### TASK GOAL:
Copy every line that contains the string "dans" from the entries below.

### GIVEN DATA:
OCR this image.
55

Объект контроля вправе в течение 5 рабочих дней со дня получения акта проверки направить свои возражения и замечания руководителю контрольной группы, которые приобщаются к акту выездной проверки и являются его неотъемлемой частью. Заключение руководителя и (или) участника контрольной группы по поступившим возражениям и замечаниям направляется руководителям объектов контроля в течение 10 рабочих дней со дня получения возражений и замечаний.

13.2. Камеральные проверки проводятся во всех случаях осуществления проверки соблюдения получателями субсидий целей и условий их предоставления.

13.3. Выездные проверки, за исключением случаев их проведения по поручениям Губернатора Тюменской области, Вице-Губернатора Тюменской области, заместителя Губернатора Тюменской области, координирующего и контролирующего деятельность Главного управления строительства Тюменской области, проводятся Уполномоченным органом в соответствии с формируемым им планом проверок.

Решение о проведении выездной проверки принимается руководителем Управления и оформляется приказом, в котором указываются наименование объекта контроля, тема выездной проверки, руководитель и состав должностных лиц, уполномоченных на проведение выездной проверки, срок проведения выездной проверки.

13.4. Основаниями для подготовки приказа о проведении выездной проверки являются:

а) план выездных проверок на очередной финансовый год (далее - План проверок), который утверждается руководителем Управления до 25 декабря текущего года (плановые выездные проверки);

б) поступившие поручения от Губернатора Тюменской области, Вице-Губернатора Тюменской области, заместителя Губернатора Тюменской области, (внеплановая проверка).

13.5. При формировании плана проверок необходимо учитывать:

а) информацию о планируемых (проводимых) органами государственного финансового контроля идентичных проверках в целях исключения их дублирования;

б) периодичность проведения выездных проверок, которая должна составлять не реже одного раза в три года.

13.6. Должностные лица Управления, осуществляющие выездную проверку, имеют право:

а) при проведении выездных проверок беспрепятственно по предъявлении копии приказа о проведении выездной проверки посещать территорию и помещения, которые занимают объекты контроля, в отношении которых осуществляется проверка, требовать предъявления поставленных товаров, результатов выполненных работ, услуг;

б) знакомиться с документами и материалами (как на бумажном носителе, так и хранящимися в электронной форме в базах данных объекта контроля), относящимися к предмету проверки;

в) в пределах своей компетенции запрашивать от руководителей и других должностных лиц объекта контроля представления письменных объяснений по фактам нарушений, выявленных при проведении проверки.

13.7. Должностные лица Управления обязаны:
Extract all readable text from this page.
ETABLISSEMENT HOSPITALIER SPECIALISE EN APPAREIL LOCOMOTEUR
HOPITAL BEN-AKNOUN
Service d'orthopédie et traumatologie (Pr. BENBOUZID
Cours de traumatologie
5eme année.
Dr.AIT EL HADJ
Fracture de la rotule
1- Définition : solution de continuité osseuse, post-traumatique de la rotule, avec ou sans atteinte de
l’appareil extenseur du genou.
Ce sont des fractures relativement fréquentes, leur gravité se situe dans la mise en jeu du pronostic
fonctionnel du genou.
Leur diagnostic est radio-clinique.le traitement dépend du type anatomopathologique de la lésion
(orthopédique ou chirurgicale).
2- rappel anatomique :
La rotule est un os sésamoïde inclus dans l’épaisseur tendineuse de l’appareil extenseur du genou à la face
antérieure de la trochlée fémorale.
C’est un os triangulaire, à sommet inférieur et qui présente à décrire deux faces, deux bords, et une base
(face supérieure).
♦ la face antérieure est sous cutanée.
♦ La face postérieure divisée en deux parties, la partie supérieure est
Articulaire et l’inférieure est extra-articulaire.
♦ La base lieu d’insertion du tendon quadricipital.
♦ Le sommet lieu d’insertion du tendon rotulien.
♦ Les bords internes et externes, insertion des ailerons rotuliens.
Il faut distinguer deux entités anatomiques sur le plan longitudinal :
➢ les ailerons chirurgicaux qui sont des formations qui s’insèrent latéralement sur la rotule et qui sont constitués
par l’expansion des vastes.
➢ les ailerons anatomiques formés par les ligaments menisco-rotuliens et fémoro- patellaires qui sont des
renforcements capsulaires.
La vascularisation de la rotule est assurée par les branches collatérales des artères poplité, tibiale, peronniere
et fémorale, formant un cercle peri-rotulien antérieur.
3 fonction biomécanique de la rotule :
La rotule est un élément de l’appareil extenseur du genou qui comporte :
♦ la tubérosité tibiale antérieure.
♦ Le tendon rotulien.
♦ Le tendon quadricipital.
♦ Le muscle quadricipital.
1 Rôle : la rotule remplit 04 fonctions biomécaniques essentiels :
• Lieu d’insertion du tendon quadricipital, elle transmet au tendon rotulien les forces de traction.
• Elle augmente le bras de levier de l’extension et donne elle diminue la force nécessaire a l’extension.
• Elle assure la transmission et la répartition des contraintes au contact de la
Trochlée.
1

### EXERCISE ANSWER:
Ce sont des fractures relativement fréquentes, leur gravité se situe dans la mise en jeu du pronostic
La rotule est un os sésamoïde inclus dans l’épaisseur tendineuse de l’appareil extenseur du genou à la face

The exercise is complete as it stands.